[start Records provided]

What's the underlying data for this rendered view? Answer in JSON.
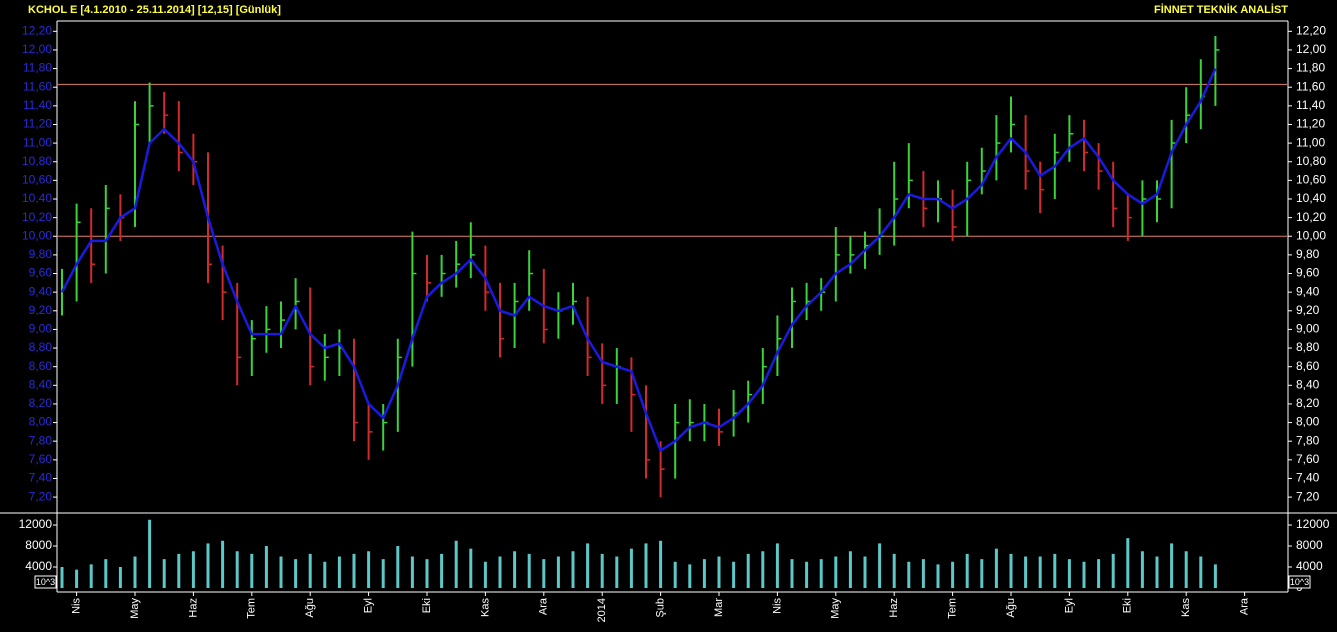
{
  "chart_data": [
    {
      "type": "hlc",
      "title": "KCHOL E  [4.1.2010 - 25.11.2014]  [12,15]  [Günlük]",
      "source": "FİNNET TEKNİK ANALİST",
      "categories": [
        null,
        "Nis",
        null,
        null,
        null,
        "May",
        null,
        null,
        null,
        "Haz",
        null,
        null,
        null,
        "Tem",
        null,
        null,
        null,
        "Ağu",
        null,
        null,
        null,
        "Eyl",
        null,
        null,
        null,
        "Eki",
        null,
        null,
        null,
        "Kas",
        null,
        null,
        null,
        "Ara",
        null,
        null,
        null,
        "2014",
        null,
        null,
        null,
        "Şub",
        null,
        null,
        null,
        "Mar",
        null,
        null,
        null,
        "Nis",
        null,
        null,
        null,
        "May",
        null,
        null,
        null,
        "Haz",
        null,
        null,
        null,
        "Tem",
        null,
        null,
        null,
        "Ağu",
        null,
        null,
        null,
        "Eyl",
        null,
        null,
        null,
        "Eki",
        null,
        null,
        null,
        "Kas",
        null,
        null,
        null,
        "Ara"
      ],
      "high": [
        9.65,
        10.35,
        10.3,
        10.55,
        10.45,
        11.45,
        11.65,
        11.55,
        11.45,
        11.1,
        10.9,
        9.9,
        9.5,
        9.1,
        9.25,
        9.3,
        9.55,
        9.45,
        8.95,
        9.0,
        8.9,
        8.2,
        8.2,
        8.9,
        10.05,
        9.8,
        9.8,
        9.95,
        10.15,
        9.9,
        9.5,
        9.5,
        9.85,
        9.65,
        9.4,
        9.5,
        9.35,
        8.85,
        8.8,
        8.7,
        8.4,
        7.8,
        8.2,
        8.25,
        8.2,
        8.15,
        8.35,
        8.45,
        8.8,
        9.15,
        9.45,
        9.5,
        9.55,
        10.1,
        10.0,
        10.05,
        10.3,
        10.8,
        11.0,
        10.7,
        10.6,
        10.5,
        10.8,
        10.95,
        11.3,
        11.5,
        11.3,
        10.8,
        11.1,
        11.3,
        11.25,
        11.0,
        10.8,
        10.45,
        10.6,
        10.6,
        11.25,
        11.6,
        11.9,
        12.15,
        null,
        null
      ],
      "low": [
        9.15,
        9.3,
        9.5,
        9.6,
        9.95,
        10.1,
        11.0,
        11.1,
        10.7,
        10.55,
        9.5,
        9.1,
        8.4,
        8.5,
        8.75,
        8.8,
        9.0,
        8.4,
        8.45,
        8.5,
        7.8,
        7.6,
        7.7,
        7.9,
        8.6,
        9.3,
        9.35,
        9.45,
        9.55,
        9.2,
        8.7,
        8.8,
        9.2,
        8.85,
        8.9,
        9.05,
        8.5,
        8.2,
        8.2,
        7.9,
        7.4,
        7.2,
        7.4,
        7.8,
        7.8,
        7.75,
        7.85,
        8.0,
        8.2,
        8.5,
        8.8,
        9.1,
        9.2,
        9.3,
        9.6,
        9.65,
        9.8,
        9.9,
        10.3,
        10.1,
        10.15,
        9.95,
        10.0,
        10.45,
        10.6,
        10.9,
        10.5,
        10.25,
        10.4,
        10.8,
        10.7,
        10.5,
        10.1,
        9.95,
        10.0,
        10.15,
        10.3,
        11.0,
        11.15,
        11.4,
        null,
        null
      ],
      "close": [
        9.45,
        10.15,
        9.7,
        10.3,
        10.2,
        11.2,
        11.4,
        11.3,
        10.9,
        10.8,
        9.7,
        9.4,
        8.7,
        8.9,
        9.0,
        9.1,
        9.3,
        8.6,
        8.7,
        8.8,
        8.0,
        7.9,
        8.0,
        8.7,
        9.6,
        9.5,
        9.6,
        9.7,
        9.8,
        9.4,
        8.9,
        9.3,
        9.6,
        9.0,
        9.2,
        9.3,
        8.7,
        8.4,
        8.6,
        8.3,
        7.6,
        7.5,
        8.0,
        8.0,
        8.0,
        7.9,
        8.1,
        8.3,
        8.6,
        8.9,
        9.3,
        9.3,
        9.4,
        9.8,
        9.8,
        9.9,
        10.0,
        10.4,
        10.6,
        10.3,
        10.4,
        10.1,
        10.6,
        10.7,
        11.0,
        11.2,
        10.7,
        10.5,
        10.9,
        11.1,
        10.9,
        10.7,
        10.3,
        10.2,
        10.4,
        10.4,
        11.0,
        11.3,
        11.5,
        12.0,
        null,
        null
      ],
      "up_color": "#3ad43a",
      "down_color": "#d42a2a",
      "ma": {
        "color": "#1a1ae0",
        "values": [
          9.4,
          9.7,
          9.95,
          9.95,
          10.2,
          10.3,
          11.0,
          11.15,
          11.0,
          10.8,
          10.2,
          9.7,
          9.3,
          8.95,
          8.95,
          8.95,
          9.25,
          8.95,
          8.8,
          8.85,
          8.6,
          8.2,
          8.05,
          8.4,
          8.9,
          9.35,
          9.5,
          9.6,
          9.75,
          9.55,
          9.2,
          9.15,
          9.35,
          9.25,
          9.2,
          9.25,
          8.9,
          8.65,
          8.6,
          8.55,
          8.1,
          7.7,
          7.8,
          7.95,
          8.0,
          7.95,
          8.05,
          8.2,
          8.4,
          8.75,
          9.05,
          9.25,
          9.4,
          9.6,
          9.7,
          9.85,
          10.0,
          10.2,
          10.45,
          10.4,
          10.4,
          10.3,
          10.4,
          10.55,
          10.85,
          11.05,
          10.9,
          10.65,
          10.75,
          10.95,
          11.05,
          10.85,
          10.6,
          10.45,
          10.35,
          10.45,
          10.9,
          11.2,
          11.45,
          11.8,
          null,
          null
        ]
      },
      "hlines": [
        11.63,
        10.0
      ],
      "hline_color": "#e0806c",
      "ylim": [
        7.04,
        12.3
      ],
      "yticks": [
        {
          "value": 7.2,
          "label": "7,20"
        },
        {
          "value": 7.4,
          "label": "7,40"
        },
        {
          "value": 7.6,
          "label": "7,60"
        },
        {
          "value": 7.8,
          "label": "7,80"
        },
        {
          "value": 8.0,
          "label": "8,00"
        },
        {
          "value": 8.2,
          "label": "8,20"
        },
        {
          "value": 8.4,
          "label": "8,40"
        },
        {
          "value": 8.6,
          "label": "8,60"
        },
        {
          "value": 8.8,
          "label": "8,80"
        },
        {
          "value": 9.0,
          "label": "9,00"
        },
        {
          "value": 9.2,
          "label": "9,20"
        },
        {
          "value": 9.4,
          "label": "9,40"
        },
        {
          "value": 9.6,
          "label": "9,60"
        },
        {
          "value": 9.8,
          "label": "9,80"
        },
        {
          "value": 10.0,
          "label": "10,00"
        },
        {
          "value": 10.2,
          "label": "10,20"
        },
        {
          "value": 10.4,
          "label": "10,40"
        },
        {
          "value": 10.6,
          "label": "10,60"
        },
        {
          "value": 10.8,
          "label": "10,80"
        },
        {
          "value": 11.0,
          "label": "11,00"
        },
        {
          "value": 11.2,
          "label": "11,20"
        },
        {
          "value": 11.4,
          "label": "11,40"
        },
        {
          "value": 11.6,
          "label": "11,60"
        },
        {
          "value": 11.8,
          "label": "11,80"
        },
        {
          "value": 12.0,
          "label": "12,00"
        },
        {
          "value": 12.2,
          "label": "12,20"
        }
      ]
    },
    {
      "type": "bar",
      "values": [
        4000,
        3500,
        4500,
        5500,
        4000,
        6000,
        13000,
        5500,
        6500,
        7000,
        8500,
        9000,
        7000,
        6500,
        8000,
        6000,
        5500,
        6500,
        5000,
        6000,
        6500,
        7000,
        5500,
        8000,
        6000,
        5500,
        6500,
        9000,
        7500,
        5000,
        6000,
        7000,
        6500,
        5500,
        6000,
        7000,
        8500,
        6500,
        6000,
        7500,
        8500,
        9000,
        5000,
        4500,
        5500,
        6000,
        5000,
        6500,
        7000,
        8500,
        5500,
        5000,
        5500,
        6000,
        7000,
        6000,
        8500,
        6500,
        5000,
        5500,
        4500,
        5000,
        6500,
        5500,
        7500,
        6500,
        6000,
        6000,
        6500,
        5500,
        5000,
        5500,
        6500,
        9500,
        7000,
        6000,
        8500,
        7000,
        6000,
        4500,
        null,
        null
      ],
      "color": "#5cc8c8",
      "ylim": [
        0,
        14100
      ],
      "yticks": [
        0,
        4000,
        8000,
        12000
      ],
      "scale_label": "10^3"
    }
  ]
}
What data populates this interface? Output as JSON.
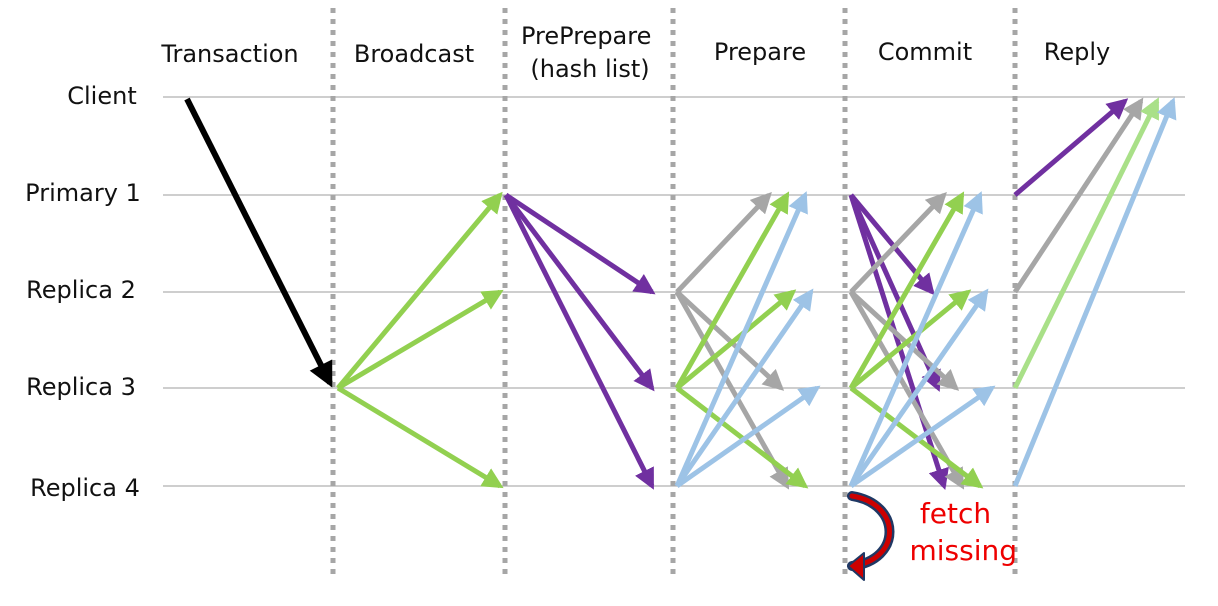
{
  "phases": [
    {
      "id": "transaction",
      "lines": [
        "Transaction"
      ]
    },
    {
      "id": "broadcast",
      "lines": [
        "Broadcast"
      ]
    },
    {
      "id": "preprepare",
      "lines": [
        "PrePrepare",
        "(hash list)"
      ]
    },
    {
      "id": "prepare",
      "lines": [
        "Prepare"
      ]
    },
    {
      "id": "commit",
      "lines": [
        "Commit"
      ]
    },
    {
      "id": "reply",
      "lines": [
        "Reply"
      ]
    }
  ],
  "nodes": [
    {
      "id": "client",
      "label": "Client"
    },
    {
      "id": "primary-1",
      "label": "Primary 1"
    },
    {
      "id": "replica-2",
      "label": "Replica 2"
    },
    {
      "id": "replica-3",
      "label": "Replica 3"
    },
    {
      "id": "replica-4",
      "label": "Replica 4"
    }
  ],
  "note": {
    "lines": [
      "fetch",
      "missing"
    ],
    "color": "#ee0000"
  },
  "colors": {
    "client": "#000000",
    "primary-1": "#7030a0",
    "replica-2": "#a6a6a6",
    "replica-3": "#92d050",
    "replica-3-reply": "#a9e088",
    "replica-4": "#9dc3e6",
    "fetch-arrow": "#cc0000",
    "fetch-outline": "#1f3864"
  },
  "messages": [
    {
      "phase": "transaction",
      "from": "client",
      "to": "replica-3",
      "color": "client"
    },
    {
      "phase": "broadcast",
      "from": "replica-3",
      "to": "primary-1",
      "color": "replica-3"
    },
    {
      "phase": "broadcast",
      "from": "replica-3",
      "to": "replica-2",
      "color": "replica-3"
    },
    {
      "phase": "broadcast",
      "from": "replica-3",
      "to": "replica-4",
      "color": "replica-3"
    },
    {
      "phase": "preprepare",
      "from": "primary-1",
      "to": "replica-2",
      "color": "primary-1"
    },
    {
      "phase": "preprepare",
      "from": "primary-1",
      "to": "replica-3",
      "color": "primary-1"
    },
    {
      "phase": "preprepare",
      "from": "primary-1",
      "to": "replica-4",
      "color": "primary-1"
    },
    {
      "phase": "prepare",
      "from": "replica-2",
      "to": "primary-1",
      "color": "replica-2"
    },
    {
      "phase": "prepare",
      "from": "replica-2",
      "to": "replica-3",
      "color": "replica-2"
    },
    {
      "phase": "prepare",
      "from": "replica-2",
      "to": "replica-4",
      "color": "replica-2"
    },
    {
      "phase": "prepare",
      "from": "replica-3",
      "to": "primary-1",
      "color": "replica-3"
    },
    {
      "phase": "prepare",
      "from": "replica-3",
      "to": "replica-2",
      "color": "replica-3"
    },
    {
      "phase": "prepare",
      "from": "replica-3",
      "to": "replica-4",
      "color": "replica-3"
    },
    {
      "phase": "prepare",
      "from": "replica-4",
      "to": "primary-1",
      "color": "replica-4"
    },
    {
      "phase": "prepare",
      "from": "replica-4",
      "to": "replica-2",
      "color": "replica-4"
    },
    {
      "phase": "prepare",
      "from": "replica-4",
      "to": "replica-3",
      "color": "replica-4"
    },
    {
      "phase": "commit",
      "from": "primary-1",
      "to": "replica-2",
      "color": "primary-1"
    },
    {
      "phase": "commit",
      "from": "primary-1",
      "to": "replica-3",
      "color": "primary-1"
    },
    {
      "phase": "commit",
      "from": "primary-1",
      "to": "replica-4",
      "color": "primary-1"
    },
    {
      "phase": "commit",
      "from": "replica-2",
      "to": "primary-1",
      "color": "replica-2"
    },
    {
      "phase": "commit",
      "from": "replica-2",
      "to": "replica-3",
      "color": "replica-2"
    },
    {
      "phase": "commit",
      "from": "replica-2",
      "to": "replica-4",
      "color": "replica-2"
    },
    {
      "phase": "commit",
      "from": "replica-3",
      "to": "primary-1",
      "color": "replica-3"
    },
    {
      "phase": "commit",
      "from": "replica-3",
      "to": "replica-2",
      "color": "replica-3"
    },
    {
      "phase": "commit",
      "from": "replica-3",
      "to": "replica-4",
      "color": "replica-3"
    },
    {
      "phase": "commit",
      "from": "replica-4",
      "to": "primary-1",
      "color": "replica-4"
    },
    {
      "phase": "commit",
      "from": "replica-4",
      "to": "replica-2",
      "color": "replica-4"
    },
    {
      "phase": "commit",
      "from": "replica-4",
      "to": "replica-3",
      "color": "replica-4"
    },
    {
      "phase": "reply",
      "from": "primary-1",
      "to": "client",
      "color": "primary-1"
    },
    {
      "phase": "reply",
      "from": "replica-2",
      "to": "client",
      "color": "replica-2"
    },
    {
      "phase": "reply",
      "from": "replica-3",
      "to": "client",
      "color": "replica-3-reply"
    },
    {
      "phase": "reply",
      "from": "replica-4",
      "to": "client",
      "color": "replica-4"
    }
  ]
}
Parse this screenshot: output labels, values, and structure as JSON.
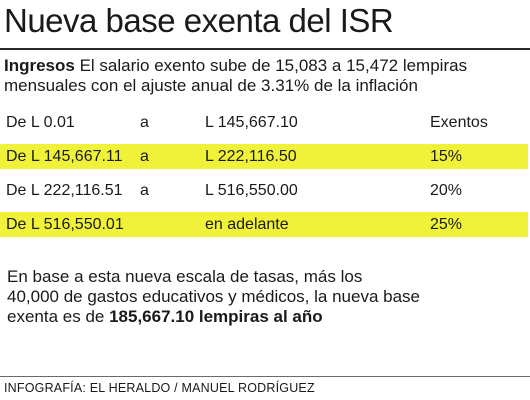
{
  "title": "Nueva base exenta del ISR",
  "intro": {
    "lead": "Ingresos",
    "text": " El salario exento sube de 15,083 a 15,472 lempiras mensuales con el ajuste anual de 3.31% de la inflación"
  },
  "table": {
    "rows": [
      {
        "from": "De L 0.01",
        "connector": "a",
        "to": "L 145,667.10",
        "rate": "Exentos",
        "highlight": false
      },
      {
        "from": "De L 145,667.11",
        "connector": "a",
        "to": "L 222,116.50",
        "rate": "15%",
        "highlight": true
      },
      {
        "from": "De L 222,116.51",
        "connector": "a",
        "to": "L 516,550.00",
        "rate": "20%",
        "highlight": false
      },
      {
        "from": "De L 516,550.01",
        "connector": "",
        "to": "en adelante",
        "rate": "25%",
        "highlight": true
      }
    ]
  },
  "body": {
    "line1": "En base a esta nueva escala de tasas, más los",
    "line2": "40,000 de gastos educativos y médicos, la nueva base",
    "line3_prefix": "exenta es de ",
    "line3_bold": "185,667.10 lempiras al año"
  },
  "credit": "INFOGRAFÍA: EL HERALDO / MANUEL RODRÍGUEZ",
  "colors": {
    "highlight": "#f0f23a",
    "text": "#1a1a1a"
  }
}
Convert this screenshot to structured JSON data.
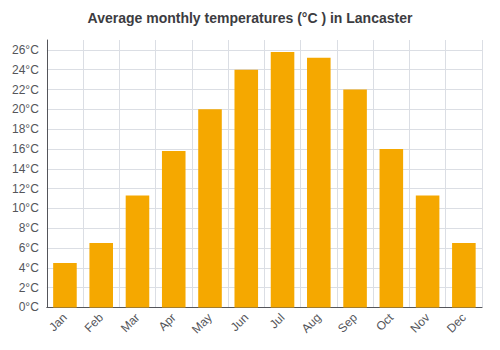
{
  "chart_data": {
    "type": "bar",
    "title": "Average monthly temperatures (°C ) in Lancaster",
    "categories": [
      "Jan",
      "Feb",
      "Mar",
      "Apr",
      "May",
      "Jun",
      "Jul",
      "Aug",
      "Sep",
      "Oct",
      "Nov",
      "Dec"
    ],
    "values": [
      4.5,
      6.5,
      11.3,
      15.8,
      20.0,
      24.0,
      25.8,
      25.2,
      22.0,
      16.0,
      11.3,
      6.5
    ],
    "color": "#F5A800",
    "ylim": [
      0,
      27
    ],
    "yticks": [
      {
        "value": 0,
        "label": "0°C"
      },
      {
        "value": 2,
        "label": "2°C"
      },
      {
        "value": 4,
        "label": "4°C"
      },
      {
        "value": 6,
        "label": "6°C"
      },
      {
        "value": 8,
        "label": "8°C"
      },
      {
        "value": 10,
        "label": "10°C"
      },
      {
        "value": 12,
        "label": "12°C"
      },
      {
        "value": 14,
        "label": "14°C"
      },
      {
        "value": 16,
        "label": "16°C"
      },
      {
        "value": 18,
        "label": "18°C"
      },
      {
        "value": 20,
        "label": "20°C"
      },
      {
        "value": 22,
        "label": "22°C"
      },
      {
        "value": 24,
        "label": "24°C"
      },
      {
        "value": 26,
        "label": "26°C"
      }
    ],
    "grid": true
  }
}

[end Records provided]

*What is needed*
Repeat the line containing "Convert this screenshot" and every line after it up to the end of the material above, exactly as they stand, minus the pictures.

*Task solution*
Convert this screenshot to structured JSON data.
{
  "chart_data": {
    "type": "bar",
    "title": "Average monthly temperatures (°C ) in Lancaster",
    "categories": [
      "Jan",
      "Feb",
      "Mar",
      "Apr",
      "May",
      "Jun",
      "Jul",
      "Aug",
      "Sep",
      "Oct",
      "Nov",
      "Dec"
    ],
    "values": [
      4.5,
      6.5,
      11.3,
      15.8,
      20.0,
      24.0,
      25.8,
      25.2,
      22.0,
      16.0,
      11.3,
      6.5
    ],
    "color": "#F5A800",
    "ylim": [
      0,
      27
    ],
    "yticks": [
      {
        "value": 0,
        "label": "0°C"
      },
      {
        "value": 2,
        "label": "2°C"
      },
      {
        "value": 4,
        "label": "4°C"
      },
      {
        "value": 6,
        "label": "6°C"
      },
      {
        "value": 8,
        "label": "8°C"
      },
      {
        "value": 10,
        "label": "10°C"
      },
      {
        "value": 12,
        "label": "12°C"
      },
      {
        "value": 14,
        "label": "14°C"
      },
      {
        "value": 16,
        "label": "16°C"
      },
      {
        "value": 18,
        "label": "18°C"
      },
      {
        "value": 20,
        "label": "20°C"
      },
      {
        "value": 22,
        "label": "22°C"
      },
      {
        "value": 24,
        "label": "24°C"
      },
      {
        "value": 26,
        "label": "26°C"
      }
    ],
    "grid": true
  }
}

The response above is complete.